Written task
Please format every line of the items below as a JSON list of strings, one string per line, with blank lines and pictures left out.

Entries shown
--------------------

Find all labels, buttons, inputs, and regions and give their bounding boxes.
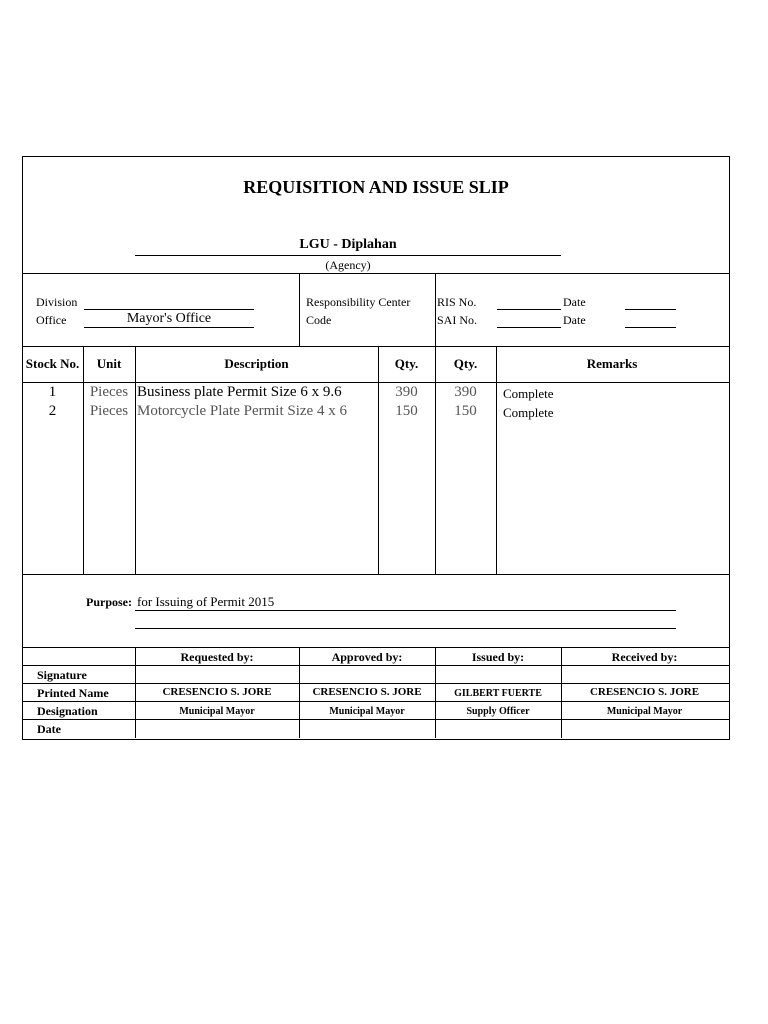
header-top-line	[22, 273, 729, 274]
row-1-remarks: Complete	[503, 386, 554, 401]
items-table-top-line	[22, 346, 729, 347]
col-header-qty-requested: Qty.	[394, 356, 419, 371]
date-label-1: Date	[563, 295, 586, 309]
printed-name-row-label: Printed Name	[37, 686, 109, 700]
agency-name: LGU - Diplahan	[299, 237, 397, 252]
signature-row-label: Signature	[37, 668, 87, 682]
approved-by-header: Approved by:	[331, 650, 403, 664]
row-2-unit: Pieces	[89, 403, 129, 419]
approved-by-printed-name: CRESENCIO S. JORE	[312, 686, 422, 698]
form-title: REQUISITION AND ISSUE SLIP	[243, 177, 509, 197]
items-col-divider-5	[496, 346, 497, 574]
date-field-line-1	[625, 309, 676, 310]
signature-row-line-2	[22, 683, 729, 684]
purpose-line-2	[135, 628, 676, 629]
signature-row-line-4	[22, 719, 729, 720]
requested-by-designation: Municipal Mayor	[179, 706, 255, 717]
date-field-line-2	[625, 327, 676, 328]
row-2-qty-requested: 150	[395, 403, 418, 419]
ris-no-label: RIS No.	[437, 295, 477, 309]
division-label: Division	[36, 295, 78, 309]
row-2-qty-issued: 150	[454, 403, 477, 419]
division-field-line	[84, 309, 254, 310]
agency-underline	[135, 255, 561, 256]
requested-by-header: Requested by:	[180, 650, 254, 664]
responsibility-center-label: Responsibility Center	[306, 295, 411, 309]
designation-row-label: Designation	[37, 704, 98, 718]
sai-no-label: SAI No.	[437, 313, 478, 327]
ris-no-field-line	[497, 309, 561, 310]
received-by-designation: Municipal Mayor	[606, 706, 683, 717]
items-col-divider-3	[378, 346, 379, 574]
items-col-divider-2	[135, 346, 136, 574]
row-1-unit: Pieces	[89, 384, 129, 400]
signature-row-line-1	[22, 665, 729, 666]
date-label-2: Date	[563, 313, 586, 327]
issued-by-header: Issued by:	[471, 650, 525, 664]
office-field-line	[84, 327, 254, 328]
items-header-bottom-line	[22, 382, 729, 383]
row-1-qty-requested: 390	[395, 384, 418, 400]
received-by-header: Received by:	[611, 650, 678, 664]
received-by-printed-name: CRESENCIO S. JORE	[589, 686, 700, 698]
approved-by-designation: Municipal Mayor	[329, 706, 405, 717]
row-2-remarks: Complete	[503, 405, 554, 420]
issued-by-designation: Supply Officer	[466, 706, 530, 717]
purpose-value: for Issuing of Permit 2015	[137, 594, 275, 609]
items-col-divider-4	[435, 346, 436, 574]
col-header-qty-issued: Qty.	[453, 356, 478, 371]
row-2-stock-no: 2	[48, 403, 57, 419]
col-header-unit: Unit	[96, 356, 122, 371]
date-row-label: Date	[37, 722, 61, 736]
col-header-description: Description	[224, 356, 289, 371]
office-label: Office	[36, 313, 67, 327]
row-1-qty-issued: 390	[454, 384, 477, 400]
signature-row-line-3	[22, 701, 729, 702]
header-divider-1	[299, 273, 300, 346]
header-divider-2	[435, 273, 436, 346]
sai-no-field-line	[497, 327, 561, 328]
purpose-label: Purpose:	[86, 595, 132, 609]
row-1-description: Business plate Permit Size 6 x 9.6	[137, 384, 342, 400]
col-header-remarks: Remarks	[586, 356, 638, 371]
col-header-stock-no: Stock No.	[25, 356, 80, 371]
purpose-line-1	[135, 610, 676, 611]
items-col-divider-1	[83, 346, 84, 574]
issued-by-printed-name: GILBERT FUERTE	[454, 688, 542, 699]
row-2-description: Motorcycle Plate Permit Size 4 x 6	[137, 403, 347, 419]
items-table-bottom-line	[22, 574, 729, 575]
row-1-stock-no: 1	[48, 384, 57, 400]
requested-by-printed-name: CRESENCIO S. JORE	[162, 686, 272, 698]
signature-table-top-line	[22, 647, 729, 648]
office-value: Mayor's Office	[126, 311, 212, 326]
agency-caption: (Agency)	[325, 258, 371, 272]
code-label: Code	[306, 313, 332, 327]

--------------------

Response for this exercise
[
  "Find all labels, buttons, inputs, and regions and give their bounding boxes.",
  "header-top-line\t[22, 273, 729, 274]",
  "row-1-remarks: Complete\t[503, 386, 554, 401]",
  "items-table-top-line\t[22, 346, 729, 347]",
  "col-header-qty-requested: Qty.\t[394, 356, 419, 371]",
  "date-label-1: Date\t[563, 295, 586, 309]",
  "printed-name-row-label: Printed Name\t[37, 686, 109, 700]",
  "agency-name: LGU - Diplahan\t[299, 237, 397, 252]",
  "signature-row-label: Signature\t[37, 668, 87, 682]",
  "approved-by-header: Approved by:\t[331, 650, 403, 664]",
  "row-2-unit: Pieces\t[89, 403, 129, 419]",
  "approved-by-printed-name: CRESENCIO S. JORE\t[312, 686, 422, 698]",
  "form-title: REQUISITION AND ISSUE SLIP\t[243, 177, 509, 197]",
  "items-col-divider-5\t[496, 346, 497, 574]",
  "date-field-line-1\t[625, 309, 676, 310]",
  "signature-row-line-2\t[22, 683, 729, 684]",
  "purpose-line-2\t[135, 628, 676, 629]",
  "signature-row-line-4\t[22, 719, 729, 720]",
  "requested-by-designation: Municipal Mayor\t[179, 706, 255, 717]",
  "date-field-line-2\t[625, 327, 676, 328]",
  "row-2-qty-requested: 150\t[395, 403, 418, 419]",
  "ris-no-label: RIS No.\t[437, 295, 477, 309]",
  "division-label: Division\t[36, 295, 78, 309]",
  "row-2-qty-issued: 150\t[454, 403, 477, 419]",
  "division-field-line\t[84, 309, 254, 310]",
  "agency-underline\t[135, 255, 561, 256]",
  "requested-by-header: Requested by:\t[180, 650, 254, 664]",
  "responsibility-center-label: Responsibility Center\t[306, 295, 411, 309]",
  "designation-row-label: Designation\t[37, 704, 98, 718]",
  "sai-no-label: SAI No.\t[437, 313, 478, 327]",
  "ris-no-field-line\t[497, 309, 561, 310]",
  "received-by-designation: Municipal Mayor\t[606, 706, 683, 717]",
  "items-col-divider-3\t[378, 346, 379, 574]",
  "items-col-divider-2\t[135, 346, 136, 574]",
  "row-1-unit: Pieces\t[89, 384, 129, 400]",
  "signature-row-line-1\t[22, 665, 729, 666]",
  "date-label-2: Date\t[563, 313, 586, 327]",
  "issued-by-header: Issued by:\t[471, 650, 525, 664]",
  "office-field-line\t[84, 327, 254, 328]",
  "items-header-bottom-line\t[22, 382, 729, 383]",
  "row-1-qty-requested: 390\t[395, 384, 418, 400]",
  "received-by-header: Received by:\t[611, 650, 678, 664]",
  "received-by-printed-name: CRESENCIO S. JORE\t[589, 686, 700, 698]",
  "approved-by-designation: Municipal Mayor\t[329, 706, 405, 717]",
  "row-2-remarks: Complete\t[503, 405, 554, 420]",
  "issued-by-designation: Supply Officer\t[466, 706, 530, 717]",
  "purpose-value: for Issuing of Permit 2015\t[137, 594, 275, 609]",
  "items-col-divider-4\t[435, 346, 436, 574]",
  "col-header-qty-issued: Qty.\t[453, 356, 478, 371]",
  "row-2-stock-no: 2\t[48, 403, 57, 419]",
  "col-header-unit: Unit\t[96, 356, 122, 371]",
  "date-row-label: Date\t[37, 722, 61, 736]",
  "col-header-description: Description\t[224, 356, 289, 371]",
  "office-label: Office\t[36, 313, 67, 327]",
  "row-1-qty-issued: 390\t[454, 384, 477, 400]",
  "signature-row-line-3\t[22, 701, 729, 702]",
  "header-divider-1\t[299, 273, 300, 346]",
  "header-divider-2\t[435, 273, 436, 346]",
  "sai-no-field-line\t[497, 327, 561, 328]",
  "purpose-label: Purpose:\t[86, 595, 132, 609]",
  "row-1-description: Business plate Permit Size 6 x 9.6\t[137, 384, 342, 400]",
  "col-header-remarks: Remarks\t[586, 356, 638, 371]",
  "col-header-stock-no: Stock No.\t[25, 356, 80, 371]",
  "purpose-line-1\t[135, 610, 676, 611]",
  "items-col-divider-1\t[83, 346, 84, 574]",
  "issued-by-printed-name: GILBERT FUERTE\t[454, 688, 542, 699]",
  "row-2-description: Motorcycle Plate Permit Size 4 x 6\t[137, 403, 347, 419]",
  "items-table-bottom-line\t[22, 574, 729, 575]",
  "row-1-stock-no: 1\t[48, 384, 57, 400]",
  "requested-by-printed-name: CRESENCIO S. JORE\t[162, 686, 272, 698]",
  "signature-table-top-line\t[22, 647, 729, 648]",
  "office-value: Mayor's Office\t[126, 311, 212, 326]",
  "agency-caption: (Agency)\t[325, 258, 371, 272]",
  "code-label: Code\t[306, 313, 332, 327]"
]